··· GIVEN DATA
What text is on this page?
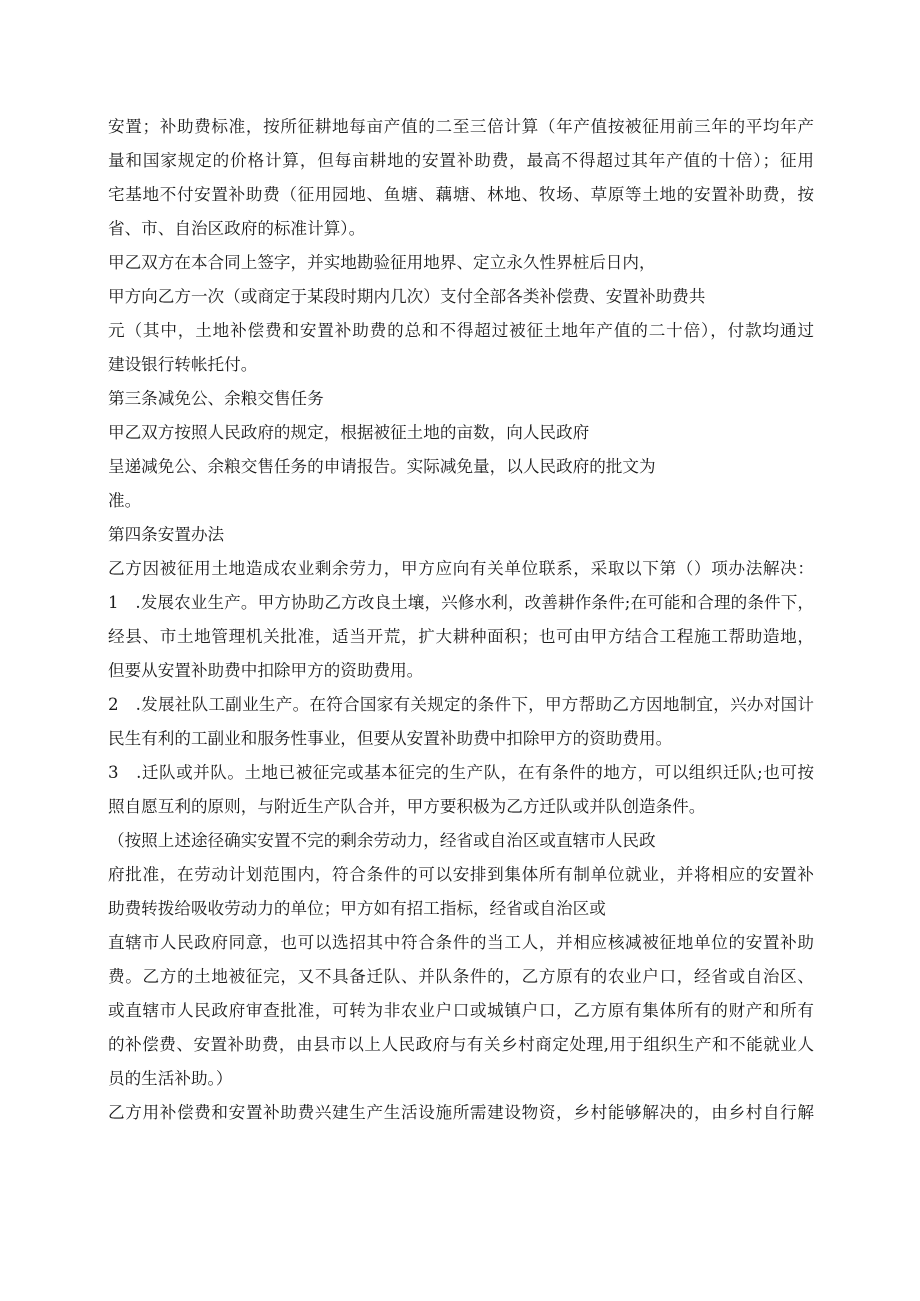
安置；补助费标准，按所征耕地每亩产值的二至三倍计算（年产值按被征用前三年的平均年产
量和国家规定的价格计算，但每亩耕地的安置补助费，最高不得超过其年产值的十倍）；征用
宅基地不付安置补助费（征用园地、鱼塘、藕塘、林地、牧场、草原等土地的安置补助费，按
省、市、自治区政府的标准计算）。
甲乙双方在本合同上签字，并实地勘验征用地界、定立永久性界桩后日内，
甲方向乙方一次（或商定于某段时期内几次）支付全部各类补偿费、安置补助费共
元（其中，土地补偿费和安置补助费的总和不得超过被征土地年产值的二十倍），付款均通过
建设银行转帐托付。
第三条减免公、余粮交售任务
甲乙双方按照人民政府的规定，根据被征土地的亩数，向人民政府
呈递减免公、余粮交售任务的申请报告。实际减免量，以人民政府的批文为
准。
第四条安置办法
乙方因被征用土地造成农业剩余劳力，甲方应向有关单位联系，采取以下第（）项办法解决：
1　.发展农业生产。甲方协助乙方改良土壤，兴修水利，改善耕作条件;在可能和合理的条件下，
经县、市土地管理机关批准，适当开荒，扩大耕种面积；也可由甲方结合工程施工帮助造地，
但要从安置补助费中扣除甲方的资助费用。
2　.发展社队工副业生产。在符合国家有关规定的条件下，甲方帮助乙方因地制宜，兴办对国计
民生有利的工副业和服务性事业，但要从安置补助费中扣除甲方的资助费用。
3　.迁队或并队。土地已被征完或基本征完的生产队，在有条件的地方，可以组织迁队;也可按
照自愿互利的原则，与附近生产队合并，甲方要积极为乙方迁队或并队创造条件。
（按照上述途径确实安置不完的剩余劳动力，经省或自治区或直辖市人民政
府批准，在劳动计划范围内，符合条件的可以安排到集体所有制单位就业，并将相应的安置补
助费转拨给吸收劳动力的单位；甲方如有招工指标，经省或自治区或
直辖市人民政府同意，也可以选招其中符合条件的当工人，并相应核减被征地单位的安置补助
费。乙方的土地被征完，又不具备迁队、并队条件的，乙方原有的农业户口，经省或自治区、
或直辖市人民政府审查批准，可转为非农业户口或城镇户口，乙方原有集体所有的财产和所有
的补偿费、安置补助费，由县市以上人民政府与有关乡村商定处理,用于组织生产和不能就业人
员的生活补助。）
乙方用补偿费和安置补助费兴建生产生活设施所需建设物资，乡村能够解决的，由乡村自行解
······
··· GIVEN DATA
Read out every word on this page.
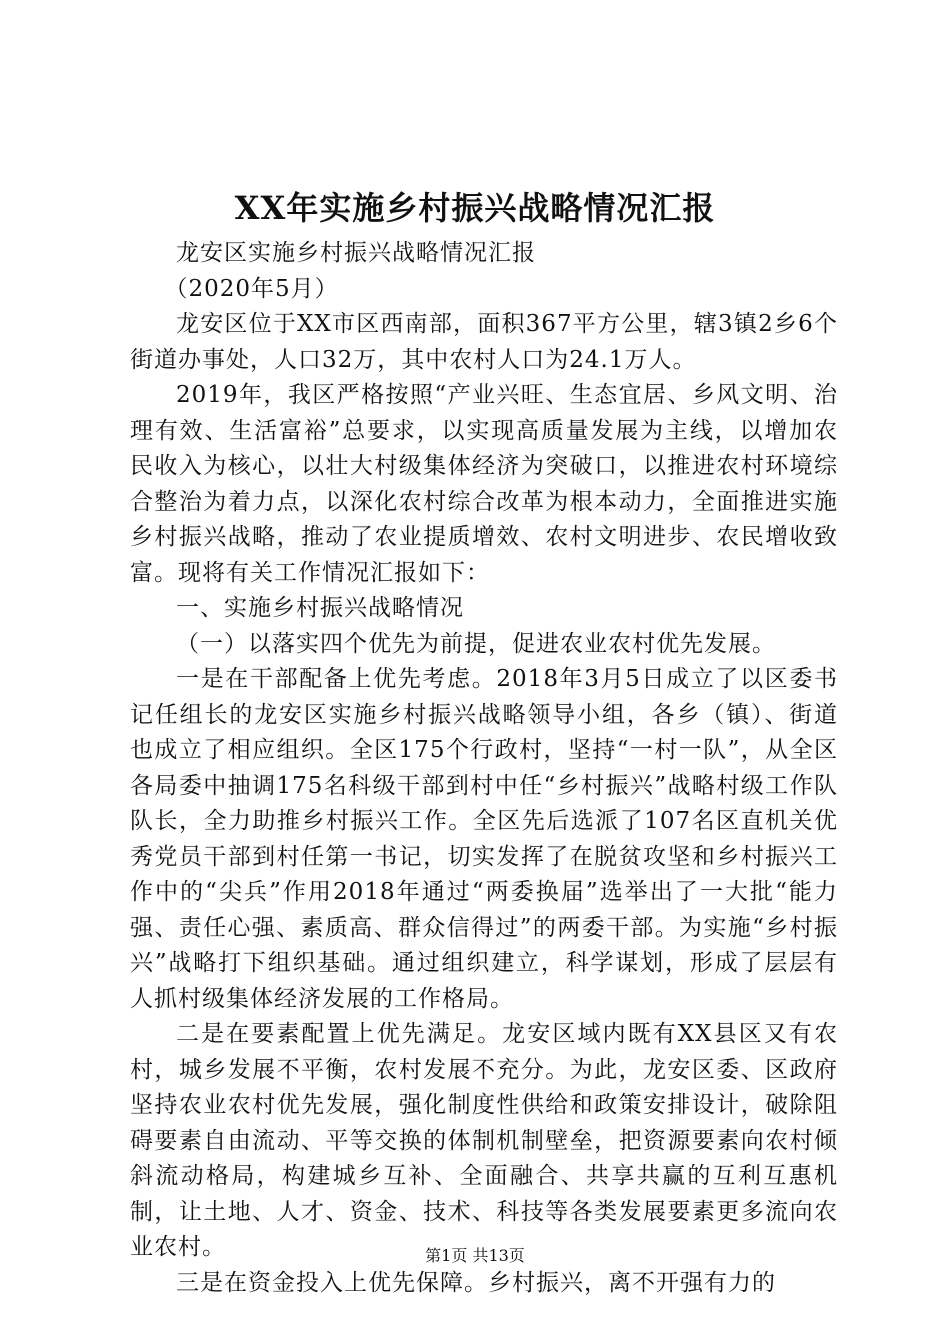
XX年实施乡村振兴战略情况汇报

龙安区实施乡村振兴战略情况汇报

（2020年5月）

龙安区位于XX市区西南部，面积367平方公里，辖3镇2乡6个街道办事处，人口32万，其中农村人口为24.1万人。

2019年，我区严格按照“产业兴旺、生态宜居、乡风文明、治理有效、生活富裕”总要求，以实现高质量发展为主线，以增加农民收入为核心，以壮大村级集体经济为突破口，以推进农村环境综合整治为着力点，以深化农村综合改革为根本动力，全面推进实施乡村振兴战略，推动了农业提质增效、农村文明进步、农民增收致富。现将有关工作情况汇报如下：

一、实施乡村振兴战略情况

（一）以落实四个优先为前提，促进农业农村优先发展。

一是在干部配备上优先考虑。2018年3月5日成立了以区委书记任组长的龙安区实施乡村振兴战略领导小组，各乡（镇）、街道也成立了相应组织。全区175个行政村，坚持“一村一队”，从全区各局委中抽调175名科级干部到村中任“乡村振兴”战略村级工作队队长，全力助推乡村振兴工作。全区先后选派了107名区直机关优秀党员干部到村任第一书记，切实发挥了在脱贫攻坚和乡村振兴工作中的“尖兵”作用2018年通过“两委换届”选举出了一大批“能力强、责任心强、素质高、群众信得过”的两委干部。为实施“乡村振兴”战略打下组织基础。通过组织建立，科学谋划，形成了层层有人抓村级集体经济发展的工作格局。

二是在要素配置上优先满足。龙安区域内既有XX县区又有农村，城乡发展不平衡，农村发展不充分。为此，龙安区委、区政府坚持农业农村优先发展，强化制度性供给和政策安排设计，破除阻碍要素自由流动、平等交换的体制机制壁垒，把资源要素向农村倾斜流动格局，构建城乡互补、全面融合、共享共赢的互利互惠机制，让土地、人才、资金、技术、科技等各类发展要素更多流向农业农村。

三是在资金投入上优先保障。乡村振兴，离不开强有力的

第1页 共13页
······
## INSTRUCTIONS TO FOLLOW
Each line that contains the string "但要从安置补助费中扣除甲方的资助费用" counts once; say how many there are and nothing else.

## EXPECTED ANSWER
2